[[ DATA FOR PROCESSING, beginning ]]

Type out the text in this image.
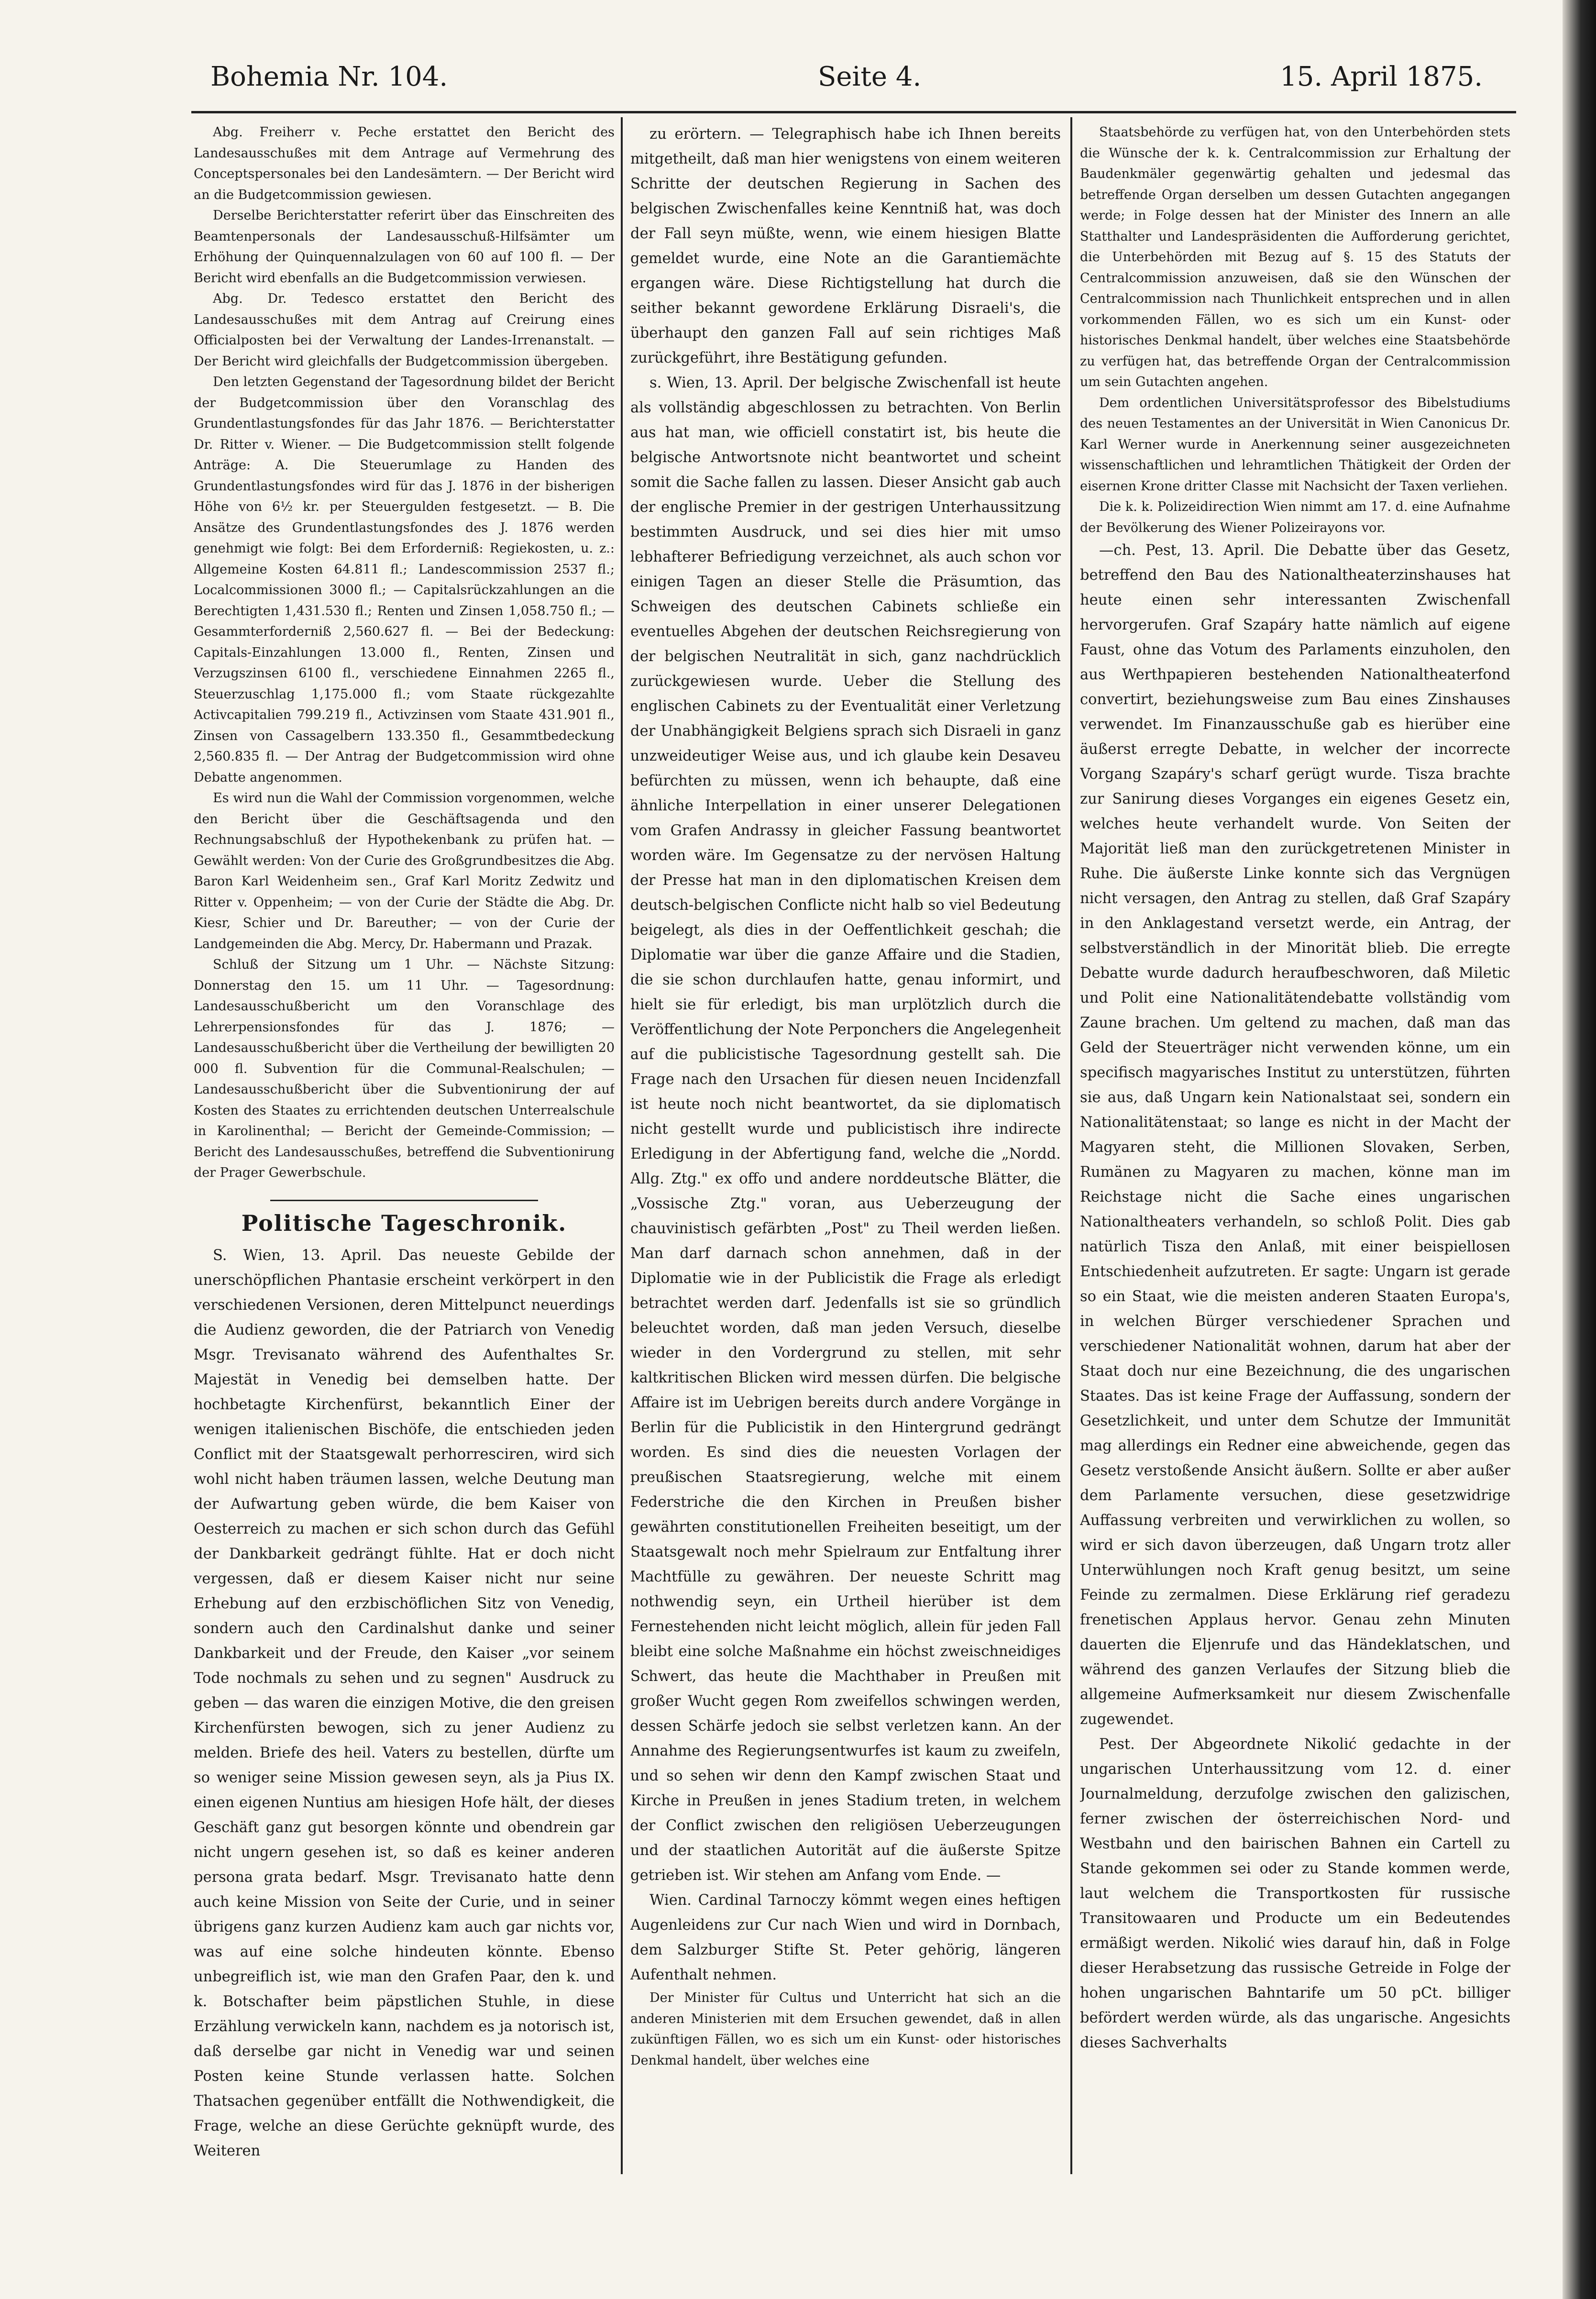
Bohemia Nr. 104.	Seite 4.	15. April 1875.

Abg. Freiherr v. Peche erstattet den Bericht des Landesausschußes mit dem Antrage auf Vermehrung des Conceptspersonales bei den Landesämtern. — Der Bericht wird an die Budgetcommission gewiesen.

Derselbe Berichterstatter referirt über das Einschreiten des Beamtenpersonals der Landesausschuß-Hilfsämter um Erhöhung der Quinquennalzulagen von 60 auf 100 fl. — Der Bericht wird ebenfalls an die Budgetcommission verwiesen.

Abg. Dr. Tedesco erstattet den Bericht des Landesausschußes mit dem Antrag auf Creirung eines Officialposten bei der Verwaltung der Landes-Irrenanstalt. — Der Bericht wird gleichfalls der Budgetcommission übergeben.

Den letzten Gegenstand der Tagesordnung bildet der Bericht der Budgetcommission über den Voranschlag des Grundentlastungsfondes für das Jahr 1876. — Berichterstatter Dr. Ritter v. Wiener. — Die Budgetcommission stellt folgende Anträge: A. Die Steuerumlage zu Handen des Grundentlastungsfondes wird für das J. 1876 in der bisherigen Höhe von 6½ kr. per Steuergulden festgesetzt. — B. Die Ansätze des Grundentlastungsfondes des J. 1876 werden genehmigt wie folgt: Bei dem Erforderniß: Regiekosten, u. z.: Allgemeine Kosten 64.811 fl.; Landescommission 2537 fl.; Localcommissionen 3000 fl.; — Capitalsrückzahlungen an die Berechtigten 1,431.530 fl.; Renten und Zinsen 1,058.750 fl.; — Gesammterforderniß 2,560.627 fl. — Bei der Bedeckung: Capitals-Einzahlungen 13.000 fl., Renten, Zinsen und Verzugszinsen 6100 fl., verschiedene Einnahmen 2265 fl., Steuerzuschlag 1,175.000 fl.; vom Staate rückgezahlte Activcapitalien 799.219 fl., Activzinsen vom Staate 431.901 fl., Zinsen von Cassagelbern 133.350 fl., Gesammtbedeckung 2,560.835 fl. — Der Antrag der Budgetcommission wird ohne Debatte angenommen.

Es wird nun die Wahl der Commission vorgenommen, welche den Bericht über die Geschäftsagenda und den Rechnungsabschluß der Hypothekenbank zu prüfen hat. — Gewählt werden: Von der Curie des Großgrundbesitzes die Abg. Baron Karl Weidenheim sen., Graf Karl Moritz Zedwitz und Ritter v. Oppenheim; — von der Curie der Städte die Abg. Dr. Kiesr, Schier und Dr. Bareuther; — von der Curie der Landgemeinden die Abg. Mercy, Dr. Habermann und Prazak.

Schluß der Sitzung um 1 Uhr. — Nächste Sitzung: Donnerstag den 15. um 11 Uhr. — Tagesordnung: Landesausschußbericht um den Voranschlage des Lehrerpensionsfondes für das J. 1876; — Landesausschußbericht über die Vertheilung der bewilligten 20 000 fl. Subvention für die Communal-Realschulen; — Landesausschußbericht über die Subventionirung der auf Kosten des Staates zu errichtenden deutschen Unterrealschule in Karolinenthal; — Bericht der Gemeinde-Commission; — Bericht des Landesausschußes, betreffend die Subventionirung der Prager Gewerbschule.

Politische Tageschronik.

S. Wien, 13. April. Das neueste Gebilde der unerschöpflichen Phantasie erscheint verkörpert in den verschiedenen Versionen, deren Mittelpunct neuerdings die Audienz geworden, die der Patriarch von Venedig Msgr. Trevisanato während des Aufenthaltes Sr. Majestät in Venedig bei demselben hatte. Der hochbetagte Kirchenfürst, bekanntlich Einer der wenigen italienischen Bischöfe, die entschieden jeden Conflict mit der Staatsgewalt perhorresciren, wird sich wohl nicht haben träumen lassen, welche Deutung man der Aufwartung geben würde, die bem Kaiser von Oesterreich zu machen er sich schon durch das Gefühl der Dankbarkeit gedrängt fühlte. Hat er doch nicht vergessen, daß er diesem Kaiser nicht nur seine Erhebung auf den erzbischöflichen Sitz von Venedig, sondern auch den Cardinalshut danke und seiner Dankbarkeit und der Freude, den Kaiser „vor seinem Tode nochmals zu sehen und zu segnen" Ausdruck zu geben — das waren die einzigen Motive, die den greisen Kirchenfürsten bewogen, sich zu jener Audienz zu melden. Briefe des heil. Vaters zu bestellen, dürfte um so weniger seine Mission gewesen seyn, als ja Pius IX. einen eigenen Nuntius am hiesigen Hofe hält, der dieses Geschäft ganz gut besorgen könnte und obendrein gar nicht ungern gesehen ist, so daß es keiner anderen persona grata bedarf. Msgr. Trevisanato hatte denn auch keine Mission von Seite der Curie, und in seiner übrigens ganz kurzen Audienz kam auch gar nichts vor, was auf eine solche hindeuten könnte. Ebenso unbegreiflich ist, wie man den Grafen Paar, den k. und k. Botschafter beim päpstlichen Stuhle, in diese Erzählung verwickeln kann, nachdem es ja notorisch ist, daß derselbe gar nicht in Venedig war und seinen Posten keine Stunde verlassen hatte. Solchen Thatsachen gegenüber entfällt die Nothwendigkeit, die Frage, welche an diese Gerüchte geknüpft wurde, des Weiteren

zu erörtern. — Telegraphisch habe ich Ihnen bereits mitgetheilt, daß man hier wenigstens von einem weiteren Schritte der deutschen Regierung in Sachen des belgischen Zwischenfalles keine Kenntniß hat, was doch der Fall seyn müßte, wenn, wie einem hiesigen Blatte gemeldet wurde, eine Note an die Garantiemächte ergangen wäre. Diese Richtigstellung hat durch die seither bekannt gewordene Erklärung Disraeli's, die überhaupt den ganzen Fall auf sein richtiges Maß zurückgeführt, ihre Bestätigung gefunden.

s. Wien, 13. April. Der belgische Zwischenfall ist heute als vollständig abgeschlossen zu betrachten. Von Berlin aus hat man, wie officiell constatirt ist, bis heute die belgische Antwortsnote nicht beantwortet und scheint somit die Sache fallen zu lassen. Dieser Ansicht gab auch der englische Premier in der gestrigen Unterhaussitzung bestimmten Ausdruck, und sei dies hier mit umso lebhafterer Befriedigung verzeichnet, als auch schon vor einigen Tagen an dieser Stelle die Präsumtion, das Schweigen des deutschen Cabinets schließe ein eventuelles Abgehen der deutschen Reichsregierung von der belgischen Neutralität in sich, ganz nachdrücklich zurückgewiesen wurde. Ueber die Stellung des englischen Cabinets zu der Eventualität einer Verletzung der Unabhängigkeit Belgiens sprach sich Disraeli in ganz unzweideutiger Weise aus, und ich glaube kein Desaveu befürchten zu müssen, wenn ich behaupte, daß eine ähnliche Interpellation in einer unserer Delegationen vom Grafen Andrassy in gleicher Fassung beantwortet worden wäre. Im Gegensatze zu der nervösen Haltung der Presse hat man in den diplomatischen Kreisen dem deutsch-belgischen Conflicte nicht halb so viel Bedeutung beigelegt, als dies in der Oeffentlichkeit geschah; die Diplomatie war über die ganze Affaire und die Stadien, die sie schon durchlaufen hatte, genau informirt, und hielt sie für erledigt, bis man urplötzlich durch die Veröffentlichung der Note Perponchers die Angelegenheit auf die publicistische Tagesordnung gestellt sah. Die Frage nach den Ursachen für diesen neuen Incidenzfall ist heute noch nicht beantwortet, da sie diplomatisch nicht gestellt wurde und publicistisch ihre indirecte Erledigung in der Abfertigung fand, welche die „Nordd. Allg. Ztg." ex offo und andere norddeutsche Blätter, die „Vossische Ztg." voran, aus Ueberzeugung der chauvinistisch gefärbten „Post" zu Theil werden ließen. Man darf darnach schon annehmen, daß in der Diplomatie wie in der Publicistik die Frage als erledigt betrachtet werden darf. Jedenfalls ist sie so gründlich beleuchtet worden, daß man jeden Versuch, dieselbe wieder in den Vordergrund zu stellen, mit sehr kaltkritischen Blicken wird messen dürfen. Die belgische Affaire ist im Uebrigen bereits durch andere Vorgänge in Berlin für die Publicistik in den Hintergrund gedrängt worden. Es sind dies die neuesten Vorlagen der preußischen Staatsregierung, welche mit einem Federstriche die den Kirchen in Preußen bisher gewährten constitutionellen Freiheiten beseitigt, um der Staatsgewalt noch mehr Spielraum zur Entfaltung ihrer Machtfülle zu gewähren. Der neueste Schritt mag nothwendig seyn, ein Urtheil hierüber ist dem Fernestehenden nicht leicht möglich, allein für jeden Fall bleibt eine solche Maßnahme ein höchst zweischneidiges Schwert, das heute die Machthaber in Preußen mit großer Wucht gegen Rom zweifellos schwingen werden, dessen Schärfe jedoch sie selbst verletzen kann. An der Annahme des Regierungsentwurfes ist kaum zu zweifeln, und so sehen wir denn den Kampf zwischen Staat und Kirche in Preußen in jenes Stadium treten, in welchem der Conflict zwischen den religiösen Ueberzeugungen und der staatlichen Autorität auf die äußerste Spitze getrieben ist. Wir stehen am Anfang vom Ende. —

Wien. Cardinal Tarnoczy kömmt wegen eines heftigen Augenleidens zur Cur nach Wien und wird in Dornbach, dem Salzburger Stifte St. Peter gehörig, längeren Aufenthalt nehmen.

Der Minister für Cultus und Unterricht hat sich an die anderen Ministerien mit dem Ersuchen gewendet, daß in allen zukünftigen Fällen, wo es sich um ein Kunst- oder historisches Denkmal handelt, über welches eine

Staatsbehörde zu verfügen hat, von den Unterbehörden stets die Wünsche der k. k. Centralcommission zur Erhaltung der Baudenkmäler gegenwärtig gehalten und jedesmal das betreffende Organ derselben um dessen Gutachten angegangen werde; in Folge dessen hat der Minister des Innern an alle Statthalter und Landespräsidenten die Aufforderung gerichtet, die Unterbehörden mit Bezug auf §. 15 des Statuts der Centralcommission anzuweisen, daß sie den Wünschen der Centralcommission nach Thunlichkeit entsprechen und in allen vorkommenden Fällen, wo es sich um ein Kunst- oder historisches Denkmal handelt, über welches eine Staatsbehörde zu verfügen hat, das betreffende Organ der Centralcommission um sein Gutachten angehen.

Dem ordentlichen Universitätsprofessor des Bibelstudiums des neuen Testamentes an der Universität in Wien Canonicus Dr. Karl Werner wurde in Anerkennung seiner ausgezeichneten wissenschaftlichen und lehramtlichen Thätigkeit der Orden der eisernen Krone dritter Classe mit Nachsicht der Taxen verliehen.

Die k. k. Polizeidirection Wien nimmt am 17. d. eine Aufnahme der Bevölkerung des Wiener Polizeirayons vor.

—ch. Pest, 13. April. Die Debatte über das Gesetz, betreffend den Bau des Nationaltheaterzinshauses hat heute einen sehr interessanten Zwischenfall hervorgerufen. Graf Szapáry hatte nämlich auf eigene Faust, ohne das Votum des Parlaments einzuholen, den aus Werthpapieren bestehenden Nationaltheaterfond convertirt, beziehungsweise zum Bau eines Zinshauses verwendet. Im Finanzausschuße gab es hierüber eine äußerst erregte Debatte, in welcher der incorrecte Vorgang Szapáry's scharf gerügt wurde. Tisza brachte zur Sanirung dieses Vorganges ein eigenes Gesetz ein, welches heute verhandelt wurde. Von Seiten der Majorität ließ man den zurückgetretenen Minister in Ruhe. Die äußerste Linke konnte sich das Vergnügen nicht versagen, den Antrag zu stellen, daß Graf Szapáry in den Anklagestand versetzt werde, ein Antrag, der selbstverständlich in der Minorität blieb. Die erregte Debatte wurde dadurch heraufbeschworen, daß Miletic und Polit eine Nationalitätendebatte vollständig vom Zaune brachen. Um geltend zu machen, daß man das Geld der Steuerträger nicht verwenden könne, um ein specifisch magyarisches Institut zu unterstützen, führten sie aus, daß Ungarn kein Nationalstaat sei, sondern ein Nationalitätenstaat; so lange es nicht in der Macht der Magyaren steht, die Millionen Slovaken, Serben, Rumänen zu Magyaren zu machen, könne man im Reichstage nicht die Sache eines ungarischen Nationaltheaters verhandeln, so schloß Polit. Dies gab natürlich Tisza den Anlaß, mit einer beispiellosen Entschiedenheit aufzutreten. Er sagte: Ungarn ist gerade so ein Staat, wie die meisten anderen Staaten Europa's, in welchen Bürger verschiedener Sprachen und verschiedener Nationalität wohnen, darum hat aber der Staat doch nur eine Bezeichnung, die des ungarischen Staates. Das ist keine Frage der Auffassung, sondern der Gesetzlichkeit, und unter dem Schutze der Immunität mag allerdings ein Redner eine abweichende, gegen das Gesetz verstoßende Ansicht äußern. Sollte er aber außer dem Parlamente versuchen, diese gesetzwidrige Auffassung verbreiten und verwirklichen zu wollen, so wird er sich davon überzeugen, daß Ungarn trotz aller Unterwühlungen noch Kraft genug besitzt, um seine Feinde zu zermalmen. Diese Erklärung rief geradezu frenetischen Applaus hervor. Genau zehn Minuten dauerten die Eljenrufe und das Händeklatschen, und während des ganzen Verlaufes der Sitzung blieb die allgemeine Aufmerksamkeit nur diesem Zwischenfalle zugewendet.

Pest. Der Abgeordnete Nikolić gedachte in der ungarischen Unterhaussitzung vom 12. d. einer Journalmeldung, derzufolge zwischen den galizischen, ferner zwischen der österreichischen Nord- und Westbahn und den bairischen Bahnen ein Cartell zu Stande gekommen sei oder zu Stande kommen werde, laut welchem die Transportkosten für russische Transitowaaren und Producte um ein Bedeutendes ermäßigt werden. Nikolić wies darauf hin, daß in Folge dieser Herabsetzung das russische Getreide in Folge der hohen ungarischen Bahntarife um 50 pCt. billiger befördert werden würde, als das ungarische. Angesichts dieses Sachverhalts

[[ DATA FOR PROCESSING, end ]]

## PROMPT
Each line in the data that holds the string "Fällen" should be found and copied.

## SOLUTION TO THIS PROBLEM
Der Minister für Cultus und Unterricht hat sich an die anderen Ministerien mit dem Ersuchen gewendet, daß in allen zukünftigen Fällen, wo es sich um ein Kunst- oder historisches Denkmal handelt, über welches eine
Staatsbehörde zu verfügen hat, von den Unterbehörden stets die Wünsche der k. k. Centralcommission zur Erhaltung der Baudenkmäler gegenwärtig gehalten und jedesmal das betreffende Organ derselben um dessen Gutachten angegangen werde; in Folge dessen hat der Minister des Innern an alle Statthalter und Landespräsidenten die Aufforderung gerichtet, die Unterbehörden mit Bezug auf §. 15 des Statuts der Centralcommission anzuweisen, daß sie den Wünschen der Centralcommission nach Thunlichkeit entsprechen und in allen vorkommenden Fällen, wo es sich um ein Kunst- oder historisches Denkmal handelt, über welches eine Staatsbehörde zu verfügen hat, das betreffende Organ der Centralcommission um sein Gutachten angehen.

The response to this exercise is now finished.